+++ SUPPLIED ENTRIES

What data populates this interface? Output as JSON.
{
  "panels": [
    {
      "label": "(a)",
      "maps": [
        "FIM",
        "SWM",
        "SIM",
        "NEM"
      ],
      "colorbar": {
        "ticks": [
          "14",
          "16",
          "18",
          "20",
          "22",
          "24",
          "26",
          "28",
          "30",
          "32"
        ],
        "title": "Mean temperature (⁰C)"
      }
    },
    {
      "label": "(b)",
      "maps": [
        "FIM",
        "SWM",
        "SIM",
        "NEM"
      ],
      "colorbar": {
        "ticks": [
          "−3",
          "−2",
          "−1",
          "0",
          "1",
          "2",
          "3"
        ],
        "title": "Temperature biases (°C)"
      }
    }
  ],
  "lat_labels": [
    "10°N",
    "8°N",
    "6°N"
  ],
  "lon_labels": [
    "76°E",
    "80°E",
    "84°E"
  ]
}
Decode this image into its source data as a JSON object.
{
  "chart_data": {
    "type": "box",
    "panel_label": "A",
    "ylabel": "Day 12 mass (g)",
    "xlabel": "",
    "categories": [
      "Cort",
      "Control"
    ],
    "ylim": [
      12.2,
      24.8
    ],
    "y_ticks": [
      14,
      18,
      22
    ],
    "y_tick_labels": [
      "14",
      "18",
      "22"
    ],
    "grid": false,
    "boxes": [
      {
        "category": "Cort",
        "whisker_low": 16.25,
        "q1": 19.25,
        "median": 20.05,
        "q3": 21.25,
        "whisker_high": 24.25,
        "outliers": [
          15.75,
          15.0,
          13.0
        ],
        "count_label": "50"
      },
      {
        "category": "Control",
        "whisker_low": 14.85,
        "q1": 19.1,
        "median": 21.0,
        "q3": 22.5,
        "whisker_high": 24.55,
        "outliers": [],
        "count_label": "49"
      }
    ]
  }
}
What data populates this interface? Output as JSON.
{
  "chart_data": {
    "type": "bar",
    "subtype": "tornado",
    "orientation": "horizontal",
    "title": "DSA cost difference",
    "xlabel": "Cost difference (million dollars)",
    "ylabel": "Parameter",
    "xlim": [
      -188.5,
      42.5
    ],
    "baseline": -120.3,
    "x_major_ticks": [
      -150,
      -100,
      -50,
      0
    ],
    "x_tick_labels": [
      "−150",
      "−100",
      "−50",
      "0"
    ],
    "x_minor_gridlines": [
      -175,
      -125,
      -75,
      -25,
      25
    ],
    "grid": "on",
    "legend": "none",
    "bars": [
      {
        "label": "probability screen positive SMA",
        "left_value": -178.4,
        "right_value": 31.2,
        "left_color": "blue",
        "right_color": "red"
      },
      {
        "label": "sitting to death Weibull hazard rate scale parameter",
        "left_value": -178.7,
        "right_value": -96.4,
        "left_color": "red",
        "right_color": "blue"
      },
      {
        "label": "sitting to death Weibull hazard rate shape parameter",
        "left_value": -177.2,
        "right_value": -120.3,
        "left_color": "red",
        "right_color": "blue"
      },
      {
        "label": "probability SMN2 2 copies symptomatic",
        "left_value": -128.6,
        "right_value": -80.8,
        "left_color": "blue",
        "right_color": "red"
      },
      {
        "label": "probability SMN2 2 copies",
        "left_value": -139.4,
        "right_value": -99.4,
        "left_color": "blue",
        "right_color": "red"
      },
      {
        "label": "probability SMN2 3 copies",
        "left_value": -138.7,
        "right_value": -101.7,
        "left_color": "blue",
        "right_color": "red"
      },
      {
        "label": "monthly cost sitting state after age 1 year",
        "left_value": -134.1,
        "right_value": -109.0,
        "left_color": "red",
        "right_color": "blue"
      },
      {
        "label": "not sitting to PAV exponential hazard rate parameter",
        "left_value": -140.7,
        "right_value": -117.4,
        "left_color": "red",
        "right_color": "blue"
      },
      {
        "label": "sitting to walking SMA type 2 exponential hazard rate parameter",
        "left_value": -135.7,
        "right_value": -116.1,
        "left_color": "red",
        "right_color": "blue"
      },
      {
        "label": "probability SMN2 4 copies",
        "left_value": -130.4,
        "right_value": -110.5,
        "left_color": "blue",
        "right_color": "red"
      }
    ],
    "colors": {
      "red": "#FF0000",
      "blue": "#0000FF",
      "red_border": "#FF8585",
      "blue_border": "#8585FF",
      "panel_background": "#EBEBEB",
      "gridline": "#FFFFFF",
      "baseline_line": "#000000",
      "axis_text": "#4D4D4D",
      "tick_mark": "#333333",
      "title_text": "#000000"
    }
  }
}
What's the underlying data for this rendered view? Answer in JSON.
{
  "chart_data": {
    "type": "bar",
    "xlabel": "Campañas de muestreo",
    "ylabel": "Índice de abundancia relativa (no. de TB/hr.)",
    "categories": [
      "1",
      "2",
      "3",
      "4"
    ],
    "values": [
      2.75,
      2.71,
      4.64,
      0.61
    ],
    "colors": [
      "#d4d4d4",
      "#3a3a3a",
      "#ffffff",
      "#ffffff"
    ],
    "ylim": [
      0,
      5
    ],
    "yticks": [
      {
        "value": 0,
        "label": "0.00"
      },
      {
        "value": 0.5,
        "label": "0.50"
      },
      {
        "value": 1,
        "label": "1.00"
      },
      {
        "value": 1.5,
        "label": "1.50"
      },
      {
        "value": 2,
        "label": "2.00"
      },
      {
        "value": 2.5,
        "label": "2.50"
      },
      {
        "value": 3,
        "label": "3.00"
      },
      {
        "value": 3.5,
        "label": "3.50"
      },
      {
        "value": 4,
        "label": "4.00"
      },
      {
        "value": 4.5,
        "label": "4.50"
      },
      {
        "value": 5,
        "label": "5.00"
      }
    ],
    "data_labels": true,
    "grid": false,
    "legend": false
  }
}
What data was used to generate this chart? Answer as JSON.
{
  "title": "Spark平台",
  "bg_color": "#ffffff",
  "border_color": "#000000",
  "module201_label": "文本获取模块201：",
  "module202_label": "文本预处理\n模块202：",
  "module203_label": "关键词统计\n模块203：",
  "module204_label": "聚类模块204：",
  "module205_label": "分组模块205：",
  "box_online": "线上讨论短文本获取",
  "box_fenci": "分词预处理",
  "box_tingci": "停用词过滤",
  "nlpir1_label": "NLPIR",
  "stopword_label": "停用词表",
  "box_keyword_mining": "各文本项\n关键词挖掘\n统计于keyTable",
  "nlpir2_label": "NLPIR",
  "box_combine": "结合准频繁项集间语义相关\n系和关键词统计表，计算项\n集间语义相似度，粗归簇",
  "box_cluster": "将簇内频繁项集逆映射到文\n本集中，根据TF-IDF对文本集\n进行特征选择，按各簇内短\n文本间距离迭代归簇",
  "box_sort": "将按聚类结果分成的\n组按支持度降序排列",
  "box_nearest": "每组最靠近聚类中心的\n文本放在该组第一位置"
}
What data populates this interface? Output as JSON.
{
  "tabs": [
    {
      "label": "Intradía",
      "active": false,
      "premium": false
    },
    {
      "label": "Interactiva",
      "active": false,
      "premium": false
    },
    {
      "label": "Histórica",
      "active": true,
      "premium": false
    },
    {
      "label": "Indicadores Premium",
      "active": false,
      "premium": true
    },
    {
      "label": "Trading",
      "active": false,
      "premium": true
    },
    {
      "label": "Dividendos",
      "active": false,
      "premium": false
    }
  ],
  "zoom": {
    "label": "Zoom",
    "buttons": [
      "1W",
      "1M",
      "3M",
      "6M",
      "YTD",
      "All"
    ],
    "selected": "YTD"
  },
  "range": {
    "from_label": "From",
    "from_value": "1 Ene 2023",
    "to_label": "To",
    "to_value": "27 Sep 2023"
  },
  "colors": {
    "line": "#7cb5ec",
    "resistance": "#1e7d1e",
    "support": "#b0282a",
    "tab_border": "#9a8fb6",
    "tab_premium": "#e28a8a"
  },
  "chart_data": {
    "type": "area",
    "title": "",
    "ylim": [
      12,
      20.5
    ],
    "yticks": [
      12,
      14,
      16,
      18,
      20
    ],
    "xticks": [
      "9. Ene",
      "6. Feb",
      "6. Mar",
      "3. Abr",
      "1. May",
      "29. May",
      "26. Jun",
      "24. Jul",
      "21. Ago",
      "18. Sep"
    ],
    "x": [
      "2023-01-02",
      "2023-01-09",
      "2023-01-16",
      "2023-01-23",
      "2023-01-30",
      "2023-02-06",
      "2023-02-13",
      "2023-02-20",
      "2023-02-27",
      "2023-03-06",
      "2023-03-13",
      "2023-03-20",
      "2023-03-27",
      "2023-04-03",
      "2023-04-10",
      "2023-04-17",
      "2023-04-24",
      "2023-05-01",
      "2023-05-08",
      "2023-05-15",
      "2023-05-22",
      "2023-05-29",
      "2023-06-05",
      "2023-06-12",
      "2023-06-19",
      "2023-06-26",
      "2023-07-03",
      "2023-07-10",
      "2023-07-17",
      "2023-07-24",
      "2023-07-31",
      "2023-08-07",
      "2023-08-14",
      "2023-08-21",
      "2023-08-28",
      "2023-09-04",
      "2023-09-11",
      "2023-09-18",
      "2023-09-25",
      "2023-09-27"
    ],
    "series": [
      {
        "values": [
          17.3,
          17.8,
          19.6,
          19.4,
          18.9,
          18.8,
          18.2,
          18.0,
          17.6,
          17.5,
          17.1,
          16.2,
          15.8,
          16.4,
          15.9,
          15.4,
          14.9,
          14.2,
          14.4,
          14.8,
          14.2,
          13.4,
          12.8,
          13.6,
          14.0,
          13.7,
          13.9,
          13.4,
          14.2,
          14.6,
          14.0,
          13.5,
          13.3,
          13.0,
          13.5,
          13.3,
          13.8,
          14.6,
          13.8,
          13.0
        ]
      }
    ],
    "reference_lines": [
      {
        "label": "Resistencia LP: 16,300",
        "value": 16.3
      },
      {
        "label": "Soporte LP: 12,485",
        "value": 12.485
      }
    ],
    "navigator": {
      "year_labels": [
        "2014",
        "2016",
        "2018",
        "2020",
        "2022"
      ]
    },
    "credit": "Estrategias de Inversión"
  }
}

++++++

◆ WHAT YOU SHOULD DO ◆
Go through the records above, find every line with the word "death", and list those lines.

◆ EXERCISE OUTPUT ◆
        "label": "sitting to death Weibull hazard rate scale parameter",
        "label": "sitting to death Weibull hazard rate shape parameter",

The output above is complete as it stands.